## Task details
Update the material from its first line through the line with "variable-label: IPRP Risk", replacing "hr-marker" with "hazard-ratio-marker" and leaving everything else unchanged. Give only those lines.

++++

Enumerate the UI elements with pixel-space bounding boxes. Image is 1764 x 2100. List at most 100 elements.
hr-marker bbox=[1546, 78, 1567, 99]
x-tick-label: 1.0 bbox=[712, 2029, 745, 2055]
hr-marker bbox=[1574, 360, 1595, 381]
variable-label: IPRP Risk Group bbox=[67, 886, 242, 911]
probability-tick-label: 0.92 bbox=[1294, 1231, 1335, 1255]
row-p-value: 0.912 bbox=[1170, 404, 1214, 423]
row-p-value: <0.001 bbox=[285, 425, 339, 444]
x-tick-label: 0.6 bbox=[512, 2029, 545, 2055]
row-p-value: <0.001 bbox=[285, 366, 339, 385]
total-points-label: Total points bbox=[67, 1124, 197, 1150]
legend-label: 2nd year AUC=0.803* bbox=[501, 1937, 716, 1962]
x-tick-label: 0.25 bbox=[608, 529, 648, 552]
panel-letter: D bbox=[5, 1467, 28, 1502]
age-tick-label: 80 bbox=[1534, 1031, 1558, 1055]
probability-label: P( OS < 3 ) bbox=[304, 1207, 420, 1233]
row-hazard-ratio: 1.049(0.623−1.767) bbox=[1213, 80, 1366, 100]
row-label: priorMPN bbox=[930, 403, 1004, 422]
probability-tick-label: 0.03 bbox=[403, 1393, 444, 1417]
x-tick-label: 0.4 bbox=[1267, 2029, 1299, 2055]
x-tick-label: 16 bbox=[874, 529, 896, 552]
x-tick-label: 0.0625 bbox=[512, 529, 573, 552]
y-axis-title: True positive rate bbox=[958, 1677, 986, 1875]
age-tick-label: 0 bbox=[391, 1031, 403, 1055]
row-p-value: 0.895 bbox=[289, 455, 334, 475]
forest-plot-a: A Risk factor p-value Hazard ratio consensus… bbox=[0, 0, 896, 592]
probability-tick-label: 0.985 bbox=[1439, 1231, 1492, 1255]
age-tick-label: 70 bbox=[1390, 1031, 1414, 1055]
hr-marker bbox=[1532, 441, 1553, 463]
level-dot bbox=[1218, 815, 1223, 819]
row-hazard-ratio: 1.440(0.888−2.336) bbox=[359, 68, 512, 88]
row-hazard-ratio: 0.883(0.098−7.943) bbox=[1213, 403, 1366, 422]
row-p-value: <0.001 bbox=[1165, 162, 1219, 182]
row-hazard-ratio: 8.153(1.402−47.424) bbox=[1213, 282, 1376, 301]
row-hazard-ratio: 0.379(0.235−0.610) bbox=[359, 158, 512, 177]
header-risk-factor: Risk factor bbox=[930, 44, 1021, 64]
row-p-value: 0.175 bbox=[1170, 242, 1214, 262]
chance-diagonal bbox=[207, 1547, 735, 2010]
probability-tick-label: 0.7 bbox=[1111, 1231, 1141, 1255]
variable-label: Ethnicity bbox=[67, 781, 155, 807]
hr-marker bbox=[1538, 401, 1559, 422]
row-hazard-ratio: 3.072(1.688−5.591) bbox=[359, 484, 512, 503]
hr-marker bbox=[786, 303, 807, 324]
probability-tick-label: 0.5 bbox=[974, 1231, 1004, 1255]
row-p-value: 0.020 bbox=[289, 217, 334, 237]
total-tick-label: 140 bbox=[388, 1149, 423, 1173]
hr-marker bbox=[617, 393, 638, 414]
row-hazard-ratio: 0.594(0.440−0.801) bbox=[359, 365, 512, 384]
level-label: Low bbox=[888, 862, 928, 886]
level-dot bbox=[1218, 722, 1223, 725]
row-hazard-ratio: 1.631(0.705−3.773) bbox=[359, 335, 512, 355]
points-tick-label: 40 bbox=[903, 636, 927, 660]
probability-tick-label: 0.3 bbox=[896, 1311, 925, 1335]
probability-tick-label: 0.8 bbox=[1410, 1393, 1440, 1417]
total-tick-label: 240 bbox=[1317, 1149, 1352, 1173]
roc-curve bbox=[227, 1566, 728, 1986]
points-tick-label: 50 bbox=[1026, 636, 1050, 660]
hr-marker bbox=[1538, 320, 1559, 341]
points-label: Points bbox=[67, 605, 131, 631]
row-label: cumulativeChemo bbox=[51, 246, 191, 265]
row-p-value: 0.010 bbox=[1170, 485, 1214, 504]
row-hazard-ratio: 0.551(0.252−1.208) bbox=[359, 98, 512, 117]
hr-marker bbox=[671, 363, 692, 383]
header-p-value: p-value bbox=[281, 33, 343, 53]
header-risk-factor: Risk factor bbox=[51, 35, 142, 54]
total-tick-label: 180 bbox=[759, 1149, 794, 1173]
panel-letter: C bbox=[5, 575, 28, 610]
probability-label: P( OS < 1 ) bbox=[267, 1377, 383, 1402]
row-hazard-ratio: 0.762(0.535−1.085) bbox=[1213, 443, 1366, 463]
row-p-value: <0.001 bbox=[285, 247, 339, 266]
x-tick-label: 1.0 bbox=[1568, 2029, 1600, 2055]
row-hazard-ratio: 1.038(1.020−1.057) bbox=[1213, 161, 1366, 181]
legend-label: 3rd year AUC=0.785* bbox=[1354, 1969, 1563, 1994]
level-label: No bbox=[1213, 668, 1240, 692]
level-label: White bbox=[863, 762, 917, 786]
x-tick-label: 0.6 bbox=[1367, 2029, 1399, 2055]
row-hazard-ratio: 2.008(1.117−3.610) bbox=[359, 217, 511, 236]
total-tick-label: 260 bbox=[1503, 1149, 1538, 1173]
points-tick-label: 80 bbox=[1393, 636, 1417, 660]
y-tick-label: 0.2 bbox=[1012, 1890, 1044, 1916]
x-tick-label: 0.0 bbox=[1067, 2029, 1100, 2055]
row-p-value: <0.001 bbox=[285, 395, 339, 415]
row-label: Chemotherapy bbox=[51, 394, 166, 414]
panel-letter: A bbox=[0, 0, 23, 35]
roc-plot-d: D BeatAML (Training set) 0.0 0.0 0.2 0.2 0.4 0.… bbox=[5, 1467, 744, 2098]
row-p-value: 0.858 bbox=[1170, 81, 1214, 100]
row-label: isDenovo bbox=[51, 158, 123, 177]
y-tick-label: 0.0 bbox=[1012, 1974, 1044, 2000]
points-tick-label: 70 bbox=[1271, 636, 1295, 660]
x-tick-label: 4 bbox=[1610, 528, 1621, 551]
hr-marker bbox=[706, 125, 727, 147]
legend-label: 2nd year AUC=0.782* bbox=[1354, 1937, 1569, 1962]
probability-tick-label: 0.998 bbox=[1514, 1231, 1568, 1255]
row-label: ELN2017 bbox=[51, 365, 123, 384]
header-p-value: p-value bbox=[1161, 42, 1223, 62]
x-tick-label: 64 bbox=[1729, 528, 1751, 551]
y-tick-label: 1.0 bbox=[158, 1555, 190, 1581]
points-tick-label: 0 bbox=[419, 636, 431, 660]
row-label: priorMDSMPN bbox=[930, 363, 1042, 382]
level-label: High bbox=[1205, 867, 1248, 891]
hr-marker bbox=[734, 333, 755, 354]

++++

## Solution to the exercise
Enumerate the UI elements with pixel-space bounding boxes. Image is 1764 x 2100. List at most 100 elements.
hazard-ratio-marker bbox=[1546, 78, 1567, 99]
x-tick-label: 1.0 bbox=[712, 2029, 745, 2055]
hazard-ratio-marker bbox=[1574, 360, 1595, 381]
variable-label: IPRP Risk Group bbox=[67, 886, 242, 911]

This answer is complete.